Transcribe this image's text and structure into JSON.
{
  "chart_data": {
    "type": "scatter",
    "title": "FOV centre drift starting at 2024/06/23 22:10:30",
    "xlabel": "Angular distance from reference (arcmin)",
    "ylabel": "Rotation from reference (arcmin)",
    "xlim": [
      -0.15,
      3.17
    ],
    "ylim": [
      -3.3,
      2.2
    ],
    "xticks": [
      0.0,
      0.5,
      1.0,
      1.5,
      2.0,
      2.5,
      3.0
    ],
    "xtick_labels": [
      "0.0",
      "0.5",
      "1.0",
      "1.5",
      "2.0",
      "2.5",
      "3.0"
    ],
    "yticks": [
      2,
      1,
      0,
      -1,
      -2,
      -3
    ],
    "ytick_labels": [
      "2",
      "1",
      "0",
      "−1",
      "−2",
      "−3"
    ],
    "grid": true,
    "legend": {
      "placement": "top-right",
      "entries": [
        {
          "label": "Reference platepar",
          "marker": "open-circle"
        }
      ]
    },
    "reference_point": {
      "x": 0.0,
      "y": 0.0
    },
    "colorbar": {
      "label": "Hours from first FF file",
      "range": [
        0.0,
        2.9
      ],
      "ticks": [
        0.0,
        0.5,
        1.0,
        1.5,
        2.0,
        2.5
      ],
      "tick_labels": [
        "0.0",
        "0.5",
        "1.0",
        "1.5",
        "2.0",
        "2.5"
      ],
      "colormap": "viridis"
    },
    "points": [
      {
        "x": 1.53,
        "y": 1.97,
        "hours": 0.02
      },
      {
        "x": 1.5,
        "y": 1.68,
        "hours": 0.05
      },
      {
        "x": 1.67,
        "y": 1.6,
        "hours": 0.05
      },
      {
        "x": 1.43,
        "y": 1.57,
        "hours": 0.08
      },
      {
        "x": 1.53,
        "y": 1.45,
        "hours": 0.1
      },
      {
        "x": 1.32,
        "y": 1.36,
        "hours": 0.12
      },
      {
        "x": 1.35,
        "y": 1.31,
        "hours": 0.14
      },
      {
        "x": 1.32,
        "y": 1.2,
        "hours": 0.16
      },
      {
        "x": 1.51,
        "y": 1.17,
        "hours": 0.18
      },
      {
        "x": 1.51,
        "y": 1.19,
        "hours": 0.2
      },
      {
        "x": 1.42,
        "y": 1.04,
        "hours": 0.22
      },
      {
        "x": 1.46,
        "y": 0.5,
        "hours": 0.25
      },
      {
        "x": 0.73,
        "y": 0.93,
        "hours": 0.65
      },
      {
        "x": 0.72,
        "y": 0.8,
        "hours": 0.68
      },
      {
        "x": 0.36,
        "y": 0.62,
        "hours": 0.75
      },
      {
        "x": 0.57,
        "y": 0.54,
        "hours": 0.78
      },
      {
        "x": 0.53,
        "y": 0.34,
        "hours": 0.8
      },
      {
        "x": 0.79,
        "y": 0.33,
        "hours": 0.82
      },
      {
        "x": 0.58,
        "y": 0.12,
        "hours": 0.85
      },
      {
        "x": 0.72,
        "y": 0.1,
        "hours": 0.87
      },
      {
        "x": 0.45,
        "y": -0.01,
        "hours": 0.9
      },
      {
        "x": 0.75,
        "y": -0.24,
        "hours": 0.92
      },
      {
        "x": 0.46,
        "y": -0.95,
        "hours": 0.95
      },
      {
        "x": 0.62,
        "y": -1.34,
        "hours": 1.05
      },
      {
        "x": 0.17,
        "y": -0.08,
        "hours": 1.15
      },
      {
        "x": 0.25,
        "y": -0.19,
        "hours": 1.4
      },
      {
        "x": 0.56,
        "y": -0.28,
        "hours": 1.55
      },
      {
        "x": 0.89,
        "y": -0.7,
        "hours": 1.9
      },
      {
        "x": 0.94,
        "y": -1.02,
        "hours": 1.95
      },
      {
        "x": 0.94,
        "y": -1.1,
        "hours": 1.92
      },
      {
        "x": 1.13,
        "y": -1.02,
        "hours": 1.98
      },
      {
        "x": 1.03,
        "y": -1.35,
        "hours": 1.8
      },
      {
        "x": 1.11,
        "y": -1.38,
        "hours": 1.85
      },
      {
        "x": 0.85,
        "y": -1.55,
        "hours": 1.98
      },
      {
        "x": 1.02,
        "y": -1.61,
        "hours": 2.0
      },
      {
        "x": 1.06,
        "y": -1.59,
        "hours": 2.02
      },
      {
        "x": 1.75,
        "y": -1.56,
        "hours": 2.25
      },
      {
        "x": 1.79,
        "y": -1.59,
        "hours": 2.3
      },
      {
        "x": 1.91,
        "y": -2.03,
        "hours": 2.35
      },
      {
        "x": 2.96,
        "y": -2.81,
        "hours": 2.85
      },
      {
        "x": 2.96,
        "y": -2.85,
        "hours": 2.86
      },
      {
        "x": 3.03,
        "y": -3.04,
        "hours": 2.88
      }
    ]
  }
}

⁂

→ **STATED EXERCISE**
Write the material out exactly, with nothing left out.

→ **ANSWER TO THE EXERCISE**
Transcribe this image's text and structure into JSON.
{
  "chart_data": {
    "type": "scatter",
    "title": "FOV centre drift starting at 2024/06/23 22:10:30",
    "xlabel": "Angular distance from reference (arcmin)",
    "ylabel": "Rotation from reference (arcmin)",
    "xlim": [
      -0.15,
      3.17
    ],
    "ylim": [
      -3.3,
      2.2
    ],
    "xticks": [
      0.0,
      0.5,
      1.0,
      1.5,
      2.0,
      2.5,
      3.0
    ],
    "xtick_labels": [
      "0.0",
      "0.5",
      "1.0",
      "1.5",
      "2.0",
      "2.5",
      "3.0"
    ],
    "yticks": [
      2,
      1,
      0,
      -1,
      -2,
      -3
    ],
    "ytick_labels": [
      "2",
      "1",
      "0",
      "−1",
      "−2",
      "−3"
    ],
    "grid": true,
    "legend": {
      "placement": "top-right",
      "entries": [
        {
          "label": "Reference platepar",
          "marker": "open-circle"
        }
      ]
    },
    "reference_point": {
      "x": 0.0,
      "y": 0.0
    },
    "colorbar": {
      "label": "Hours from first FF file",
      "range": [
        0.0,
        2.9
      ],
      "ticks": [
        0.0,
        0.5,
        1.0,
        1.5,
        2.0,
        2.5
      ],
      "tick_labels": [
        "0.0",
        "0.5",
        "1.0",
        "1.5",
        "2.0",
        "2.5"
      ],
      "colormap": "viridis"
    },
    "points": [
      {
        "x": 1.53,
        "y": 1.97,
        "hours": 0.02
      },
      {
        "x": 1.5,
        "y": 1.68,
        "hours": 0.05
      },
      {
        "x": 1.67,
        "y": 1.6,
        "hours": 0.05
      },
      {
        "x": 1.43,
        "y": 1.57,
        "hours": 0.08
      },
      {
        "x": 1.53,
        "y": 1.45,
        "hours": 0.1
      },
      {
        "x": 1.32,
        "y": 1.36,
        "hours": 0.12
      },
      {
        "x": 1.35,
        "y": 1.31,
        "hours": 0.14
      },
      {
        "x": 1.32,
        "y": 1.2,
        "hours": 0.16
      },
      {
        "x": 1.51,
        "y": 1.17,
        "hours": 0.18
      },
      {
        "x": 1.51,
        "y": 1.19,
        "hours": 0.2
      },
      {
        "x": 1.42,
        "y": 1.04,
        "hours": 0.22
      },
      {
        "x": 1.46,
        "y": 0.5,
        "hours": 0.25
      },
      {
        "x": 0.73,
        "y": 0.93,
        "hours": 0.65
      },
      {
        "x": 0.72,
        "y": 0.8,
        "hours": 0.68
      },
      {
        "x": 0.36,
        "y": 0.62,
        "hours": 0.75
      },
      {
        "x": 0.57,
        "y": 0.54,
        "hours": 0.78
      },
      {
        "x": 0.53,
        "y": 0.34,
        "hours": 0.8
      },
      {
        "x": 0.79,
        "y": 0.33,
        "hours": 0.82
      },
      {
        "x": 0.58,
        "y": 0.12,
        "hours": 0.85
      },
      {
        "x": 0.72,
        "y": 0.1,
        "hours": 0.87
      },
      {
        "x": 0.45,
        "y": -0.01,
        "hours": 0.9
      },
      {
        "x": 0.75,
        "y": -0.24,
        "hours": 0.92
      },
      {
        "x": 0.46,
        "y": -0.95,
        "hours": 0.95
      },
      {
        "x": 0.62,
        "y": -1.34,
        "hours": 1.05
      },
      {
        "x": 0.17,
        "y": -0.08,
        "hours": 1.15
      },
      {
        "x": 0.25,
        "y": -0.19,
        "hours": 1.4
      },
      {
        "x": 0.56,
        "y": -0.28,
        "hours": 1.55
      },
      {
        "x": 0.89,
        "y": -0.7,
        "hours": 1.9
      },
      {
        "x": 0.94,
        "y": -1.02,
        "hours": 1.95
      },
      {
        "x": 0.94,
        "y": -1.1,
        "hours": 1.92
      },
      {
        "x": 1.13,
        "y": -1.02,
        "hours": 1.98
      },
      {
        "x": 1.03,
        "y": -1.35,
        "hours": 1.8
      },
      {
        "x": 1.11,
        "y": -1.38,
        "hours": 1.85
      },
      {
        "x": 0.85,
        "y": -1.55,
        "hours": 1.98
      },
      {
        "x": 1.02,
        "y": -1.61,
        "hours": 2.0
      },
      {
        "x": 1.06,
        "y": -1.59,
        "hours": 2.02
      },
      {
        "x": 1.75,
        "y": -1.56,
        "hours": 2.25
      },
      {
        "x": 1.79,
        "y": -1.59,
        "hours": 2.3
      },
      {
        "x": 1.91,
        "y": -2.03,
        "hours": 2.35
      },
      {
        "x": 2.96,
        "y": -2.81,
        "hours": 2.85
      },
      {
        "x": 2.96,
        "y": -2.85,
        "hours": 2.86
      },
      {
        "x": 3.03,
        "y": -3.04,
        "hours": 2.88
      }
    ]
  }
}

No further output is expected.